## Entries:

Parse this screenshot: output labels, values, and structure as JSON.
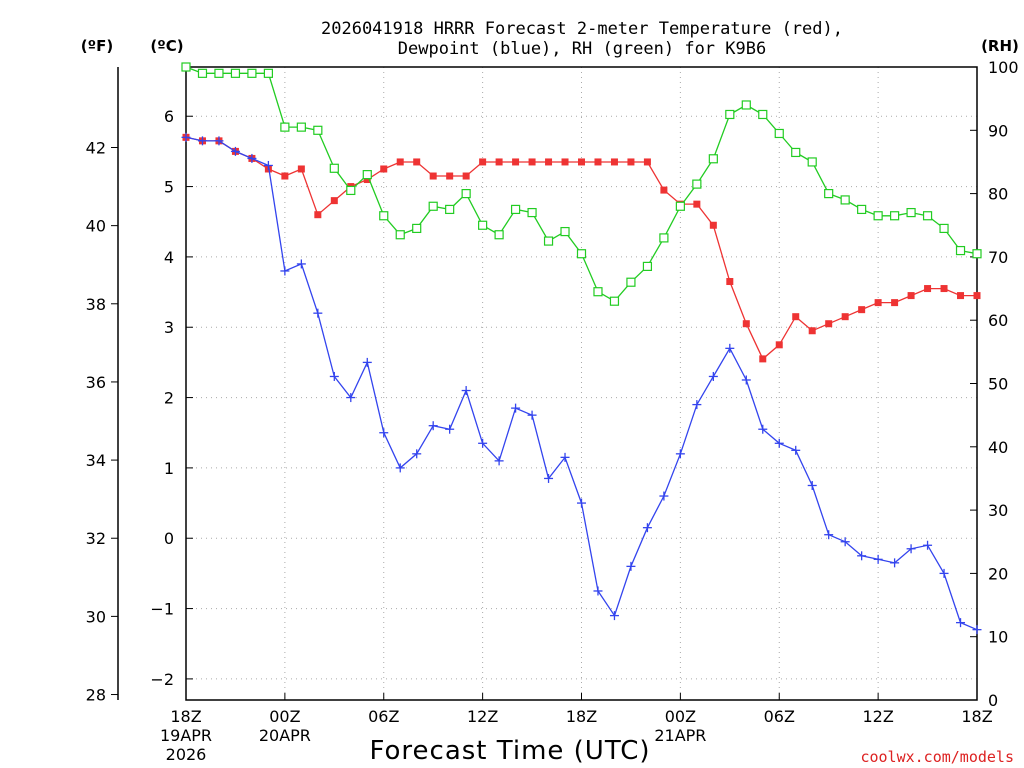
{
  "chart_data": {
    "type": "line",
    "title_line1": "2026041918 HRRR Forecast 2-meter Temperature (red),",
    "title_line2": "Dewpoint (blue), RH (green) for K9B6",
    "xlabel": "Forecast Time (UTC)",
    "credit": "coolwx.com/models",
    "unit_f": "(ºF)",
    "unit_c": "(ºC)",
    "unit_rh": "(RH)",
    "x_range_hours": [
      0,
      48
    ],
    "c_range": [
      -2.3,
      6.7
    ],
    "rh_range": [
      0,
      100
    ],
    "c_ticks": [
      -2,
      -1,
      0,
      1,
      2,
      3,
      4,
      5,
      6
    ],
    "f_ticks": [
      28,
      30,
      32,
      34,
      36,
      38,
      40,
      42
    ],
    "rh_ticks": [
      0,
      10,
      20,
      30,
      40,
      50,
      60,
      70,
      80,
      90,
      100
    ],
    "x_ticks": [
      {
        "hour": 0,
        "lines": [
          "18Z",
          "19APR",
          "2026"
        ]
      },
      {
        "hour": 6,
        "lines": [
          "00Z",
          "20APR"
        ]
      },
      {
        "hour": 12,
        "lines": [
          "06Z"
        ]
      },
      {
        "hour": 18,
        "lines": [
          "12Z"
        ]
      },
      {
        "hour": 24,
        "lines": [
          "18Z"
        ]
      },
      {
        "hour": 30,
        "lines": [
          "00Z",
          "21APR"
        ]
      },
      {
        "hour": 36,
        "lines": [
          "06Z"
        ]
      },
      {
        "hour": 42,
        "lines": [
          "12Z"
        ]
      },
      {
        "hour": 48,
        "lines": [
          "18Z"
        ]
      }
    ],
    "series": [
      {
        "name": "Temperature (°C)",
        "color": "#ee3333",
        "marker": "filled-square",
        "axis": "c",
        "values": [
          5.7,
          5.65,
          5.65,
          5.5,
          5.4,
          5.25,
          5.15,
          5.25,
          4.6,
          4.8,
          5.0,
          5.1,
          5.25,
          5.35,
          5.35,
          5.15,
          5.15,
          5.15,
          5.35,
          5.35,
          5.35,
          5.35,
          5.35,
          5.35,
          5.35,
          5.35,
          5.35,
          5.35,
          5.35,
          4.95,
          4.75,
          4.75,
          4.45,
          3.65,
          3.05,
          2.55,
          2.75,
          3.15,
          2.95,
          3.05,
          3.15,
          3.25,
          3.35,
          3.35,
          3.45,
          3.55,
          3.55,
          3.45,
          3.45
        ]
      },
      {
        "name": "Dewpoint (°C)",
        "color": "#3344ee",
        "marker": "plus",
        "axis": "c",
        "values": [
          5.7,
          5.65,
          5.65,
          5.5,
          5.4,
          5.3,
          3.8,
          3.9,
          3.2,
          2.3,
          2.0,
          2.5,
          1.5,
          1.0,
          1.2,
          1.6,
          1.55,
          2.1,
          1.35,
          1.1,
          1.85,
          1.75,
          0.85,
          1.15,
          0.5,
          -0.75,
          -1.1,
          -0.4,
          0.15,
          0.6,
          1.2,
          1.9,
          2.3,
          2.7,
          2.25,
          1.55,
          1.35,
          1.25,
          0.75,
          0.05,
          -0.05,
          -0.25,
          -0.3,
          -0.35,
          -0.15,
          -0.1,
          -0.5,
          -1.2,
          -1.3
        ]
      },
      {
        "name": "RH (%)",
        "color": "#22cc22",
        "marker": "open-square",
        "axis": "rh",
        "values": [
          100,
          99,
          99,
          99,
          99,
          99,
          90.5,
          90.5,
          90,
          84,
          80.5,
          83,
          76.5,
          73.5,
          74.5,
          78,
          77.5,
          80,
          75,
          73.5,
          77.5,
          77,
          72.5,
          74,
          70.5,
          64.5,
          63,
          66,
          68.5,
          73,
          78,
          81.5,
          85.5,
          92.5,
          94,
          92.5,
          89.5,
          86.5,
          85,
          80,
          79,
          77.5,
          76.5,
          76.5,
          77,
          76.5,
          74.5,
          71,
          70.5
        ]
      }
    ]
  }
}
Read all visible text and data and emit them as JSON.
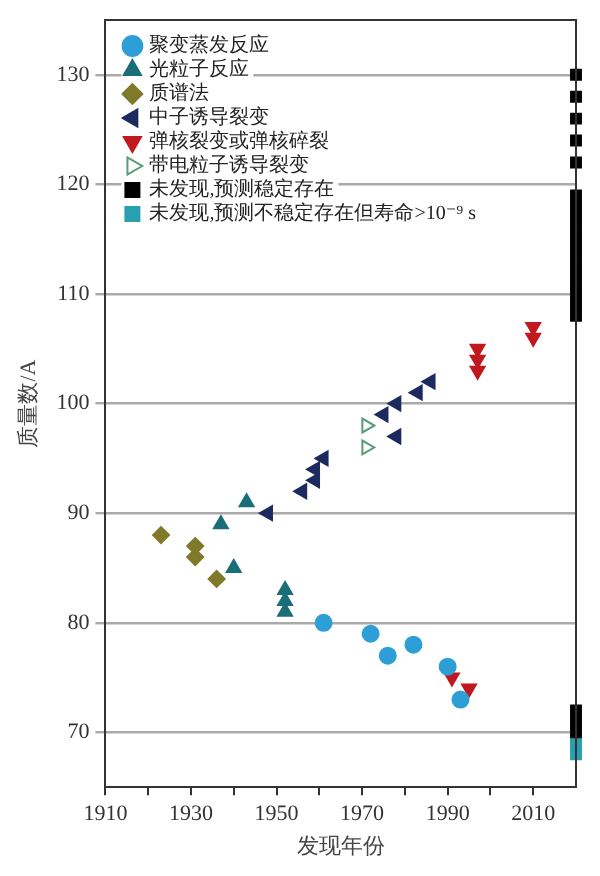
{
  "chart_data": {
    "type": "scatter",
    "xlabel": "发现年份",
    "ylabel": "质量数/A",
    "xlim": [
      1910,
      2020
    ],
    "ylim": [
      65,
      135
    ],
    "xticks": [
      1910,
      {
        "value": 1920,
        "label": null
      },
      1930,
      {
        "value": 1940,
        "label": null
      },
      1950,
      {
        "value": 1960,
        "label": null
      },
      1970,
      {
        "value": 1980,
        "label": null
      },
      1990,
      {
        "value": 2000,
        "label": null
      },
      2010
    ],
    "yticks": [
      70,
      80,
      90,
      100,
      110,
      120,
      130
    ],
    "grid": "y",
    "legend": "top left",
    "series": [
      {
        "name": "聚变蒸发反应",
        "color": "#2e9fd6",
        "marker": "circle",
        "x": [
          1961,
          1972,
          1976,
          1982,
          1990,
          1993
        ],
        "values": [
          80,
          79,
          77,
          78,
          76,
          73
        ]
      },
      {
        "name": "光粒子反应",
        "color": "#1a6e78",
        "marker": "triangle",
        "x": [
          1937,
          1940,
          1943,
          1952,
          1952,
          1952
        ],
        "values": [
          89,
          85,
          91,
          83,
          82,
          81
        ]
      },
      {
        "name": "质谱法",
        "color": "#7f7a2a",
        "marker": "diamond",
        "x": [
          1923,
          1931,
          1931,
          1936
        ],
        "values": [
          88,
          87,
          86,
          84
        ]
      },
      {
        "name": "中子诱导裂变",
        "color": "#1d2a60",
        "marker": "triangle-left",
        "x": [
          1948,
          1956,
          1959,
          1959,
          1961,
          1975,
          1978,
          1978,
          1983,
          1986
        ],
        "values": [
          90,
          92,
          93,
          94,
          95,
          99,
          97,
          100,
          101,
          102
        ]
      },
      {
        "name": "弹核裂变或弹核碎裂",
        "color": "#c0181e",
        "marker": "triangle-down",
        "x": [
          1991,
          1995,
          1997,
          1997,
          1997,
          2010,
          2010
        ],
        "values": [
          75,
          74,
          103,
          104,
          105,
          106,
          107
        ]
      },
      {
        "name": "带电粒子诱导裂变",
        "color": "#5a9a78",
        "marker": "triangle-right-open",
        "x": [
          1971,
          1971
        ],
        "values": [
          96,
          98
        ]
      },
      {
        "name": "未发现,预测稳定存在",
        "color": "#000000",
        "marker": "square",
        "x": [
          2020,
          2020,
          2020,
          2020,
          2020,
          2020,
          2020,
          2020,
          2020,
          2020,
          2020,
          2020,
          2020,
          2020,
          2020,
          2020,
          2020,
          2020,
          2020,
          2020
        ],
        "values": [
          70,
          71,
          72,
          108,
          109,
          110,
          111,
          112,
          113,
          114,
          115,
          116,
          117,
          118,
          119,
          122,
          124,
          126,
          128,
          130
        ]
      },
      {
        "name": "未发现,预测不稳定存在但寿命>10⁻⁹ s",
        "color": "#2a9fb0",
        "marker": "square",
        "x": [
          2020,
          2020
        ],
        "values": [
          68,
          69
        ]
      }
    ]
  }
}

## Problem details:
Gather each line of the listing that holds the string "xlabel".

## Solution for this problem:
    "xlabel": "Forecast Time (UTC)",
    "xlabel": "发现年份",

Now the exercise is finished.